■ Set exercise ■
Beginning at the line containing "Decode this image" and continuing to the end of the records below, give each line again exactly as it stands, and only those lines.

[START OF Given information]

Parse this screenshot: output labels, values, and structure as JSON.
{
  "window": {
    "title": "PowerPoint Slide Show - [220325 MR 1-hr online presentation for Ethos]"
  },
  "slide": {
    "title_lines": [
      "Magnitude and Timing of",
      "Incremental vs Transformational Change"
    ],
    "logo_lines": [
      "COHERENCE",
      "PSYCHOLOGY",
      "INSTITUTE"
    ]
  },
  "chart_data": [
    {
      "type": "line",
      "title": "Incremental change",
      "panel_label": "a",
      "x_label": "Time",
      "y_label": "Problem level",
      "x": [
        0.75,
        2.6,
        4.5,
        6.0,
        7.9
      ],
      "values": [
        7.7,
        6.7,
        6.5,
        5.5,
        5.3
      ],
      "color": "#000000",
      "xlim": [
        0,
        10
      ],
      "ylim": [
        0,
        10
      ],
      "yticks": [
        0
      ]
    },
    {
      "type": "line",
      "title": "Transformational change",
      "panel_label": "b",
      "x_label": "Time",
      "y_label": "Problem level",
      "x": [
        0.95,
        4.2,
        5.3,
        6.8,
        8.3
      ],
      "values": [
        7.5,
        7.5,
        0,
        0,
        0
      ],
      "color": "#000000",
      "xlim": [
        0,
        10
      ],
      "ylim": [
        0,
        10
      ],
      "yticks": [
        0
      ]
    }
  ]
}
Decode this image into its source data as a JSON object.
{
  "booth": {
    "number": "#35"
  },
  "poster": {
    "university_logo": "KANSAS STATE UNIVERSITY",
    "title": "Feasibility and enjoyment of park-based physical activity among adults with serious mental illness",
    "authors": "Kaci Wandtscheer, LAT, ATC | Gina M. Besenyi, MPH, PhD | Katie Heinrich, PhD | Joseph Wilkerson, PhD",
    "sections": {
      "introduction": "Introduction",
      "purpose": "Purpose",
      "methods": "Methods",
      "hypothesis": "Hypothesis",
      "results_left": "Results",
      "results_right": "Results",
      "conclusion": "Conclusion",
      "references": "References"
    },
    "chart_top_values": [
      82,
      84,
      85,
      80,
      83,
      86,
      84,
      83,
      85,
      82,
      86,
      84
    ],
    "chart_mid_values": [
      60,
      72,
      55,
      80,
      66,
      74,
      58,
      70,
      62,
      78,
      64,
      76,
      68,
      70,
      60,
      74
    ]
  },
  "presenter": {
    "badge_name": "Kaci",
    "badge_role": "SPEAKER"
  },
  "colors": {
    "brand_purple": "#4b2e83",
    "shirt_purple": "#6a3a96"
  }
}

[END OF Given information]

■ Exercise response ■
Decode this image into its source data as a JSON object.
{
  "booth": {
    "number": "#35"
  },
  "poster": {
    "university_logo": "KANSAS STATE UNIVERSITY",
    "title": "Feasibility and enjoyment of park-based physical activity among adults with serious mental illness",
    "authors": "Kaci Wandtscheer, LAT, ATC | Gina M. Besenyi, MPH, PhD | Katie Heinrich, PhD | Joseph Wilkerson, PhD",
    "sections": {
      "introduction": "Introduction",
      "purpose": "Purpose",
      "methods": "Methods",
      "hypothesis": "Hypothesis",
      "results_left": "Results",
      "results_right": "Results",
      "conclusion": "Conclusion",
      "references": "References"
    },
    "chart_top_values": [
      82,
      84,
      85,
      80,
      83,
      86,
      84,
      83,
      85,
      82,
      86,
      84
    ],
    "chart_mid_values": [
      60,
      72,
      55,
      80,
      66,
      74,
      58,
      70,
      62,
      78,
      64,
      76,
      68,
      70,
      60,
      74
    ]
  },
  "presenter": {
    "badge_name": "Kaci",
    "badge_role": "SPEAKER"
  },
  "colors": {
    "brand_purple": "#4b2e83",
    "shirt_purple": "#6a3a96"
  }
}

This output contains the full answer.